--- RECORD EXCERPTS ---
___
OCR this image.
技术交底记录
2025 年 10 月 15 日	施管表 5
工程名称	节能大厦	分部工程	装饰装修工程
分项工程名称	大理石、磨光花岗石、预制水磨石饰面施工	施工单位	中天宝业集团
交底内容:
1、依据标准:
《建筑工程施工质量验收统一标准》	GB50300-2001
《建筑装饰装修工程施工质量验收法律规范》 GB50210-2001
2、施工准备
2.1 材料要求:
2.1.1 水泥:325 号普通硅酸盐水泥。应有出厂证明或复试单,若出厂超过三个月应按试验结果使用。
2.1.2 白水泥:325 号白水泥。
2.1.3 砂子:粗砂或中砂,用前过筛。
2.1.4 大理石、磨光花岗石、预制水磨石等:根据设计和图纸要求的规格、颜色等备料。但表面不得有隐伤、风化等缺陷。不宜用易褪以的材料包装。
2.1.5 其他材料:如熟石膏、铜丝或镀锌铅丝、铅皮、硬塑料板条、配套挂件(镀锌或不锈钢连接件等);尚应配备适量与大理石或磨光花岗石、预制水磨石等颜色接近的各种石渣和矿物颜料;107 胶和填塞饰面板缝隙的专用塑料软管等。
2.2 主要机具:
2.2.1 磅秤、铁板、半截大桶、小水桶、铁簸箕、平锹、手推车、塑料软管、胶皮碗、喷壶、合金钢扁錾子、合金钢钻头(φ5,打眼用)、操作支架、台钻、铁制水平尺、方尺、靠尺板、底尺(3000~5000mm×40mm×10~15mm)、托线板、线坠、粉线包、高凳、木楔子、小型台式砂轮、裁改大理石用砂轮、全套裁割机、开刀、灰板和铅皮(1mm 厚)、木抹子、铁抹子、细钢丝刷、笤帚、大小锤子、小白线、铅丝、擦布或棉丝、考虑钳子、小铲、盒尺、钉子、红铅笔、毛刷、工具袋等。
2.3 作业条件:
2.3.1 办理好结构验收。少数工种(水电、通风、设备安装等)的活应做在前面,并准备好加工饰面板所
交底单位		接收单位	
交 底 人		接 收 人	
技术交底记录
___
--- WHAT TO DO ---
Please copy out each record, character for character.

--- EXERCISE ANSWER ---
OCR this image.
技术交底记录
2025 年 10 月 15 日	施管表 5
工程名称	节能大厦	分部工程	装饰装修工程
分项工程名称	大理石、磨光花岗石、预制水磨石饰面施工	施工单位	中天宝业集团
交底内容:
1、依据标准:
《建筑工程施工质量验收统一标准》	GB50300-2001
《建筑装饰装修工程施工质量验收法律规范》 GB50210-2001
2、施工准备
2.1 材料要求:
2.1.1 水泥:325 号普通硅酸盐水泥。应有出厂证明或复试单,若出厂超过三个月应按试验结果使用。
2.1.2 白水泥:325 号白水泥。
2.1.3 砂子:粗砂或中砂,用前过筛。
2.1.4 大理石、磨光花岗石、预制水磨石等:根据设计和图纸要求的规格、颜色等备料。但表面不得有隐伤、风化等缺陷。不宜用易褪以的材料包装。
2.1.5 其他材料:如熟石膏、铜丝或镀锌铅丝、铅皮、硬塑料板条、配套挂件(镀锌或不锈钢连接件等);尚应配备适量与大理石或磨光花岗石、预制水磨石等颜色接近的各种石渣和矿物颜料;107 胶和填塞饰面板缝隙的专用塑料软管等。
2.2 主要机具:
2.2.1 磅秤、铁板、半截大桶、小水桶、铁簸箕、平锹、手推车、塑料软管、胶皮碗、喷壶、合金钢扁錾子、合金钢钻头(φ5,打眼用)、操作支架、台钻、铁制水平尺、方尺、靠尺板、底尺(3000~5000mm×40mm×10~15mm)、托线板、线坠、粉线包、高凳、木楔子、小型台式砂轮、裁改大理石用砂轮、全套裁割机、开刀、灰板和铅皮(1mm 厚)、木抹子、铁抹子、细钢丝刷、笤帚、大小锤子、小白线、铅丝、擦布或棉丝、考虑钳子、小铲、盒尺、钉子、红铅笔、毛刷、工具袋等。
2.3 作业条件:
2.3.1 办理好结构验收。少数工种(水电、通风、设备安装等)的活应做在前面,并准备好加工饰面板所
交底单位		接收单位	
交 底 人		接 收 人	
技术交底记录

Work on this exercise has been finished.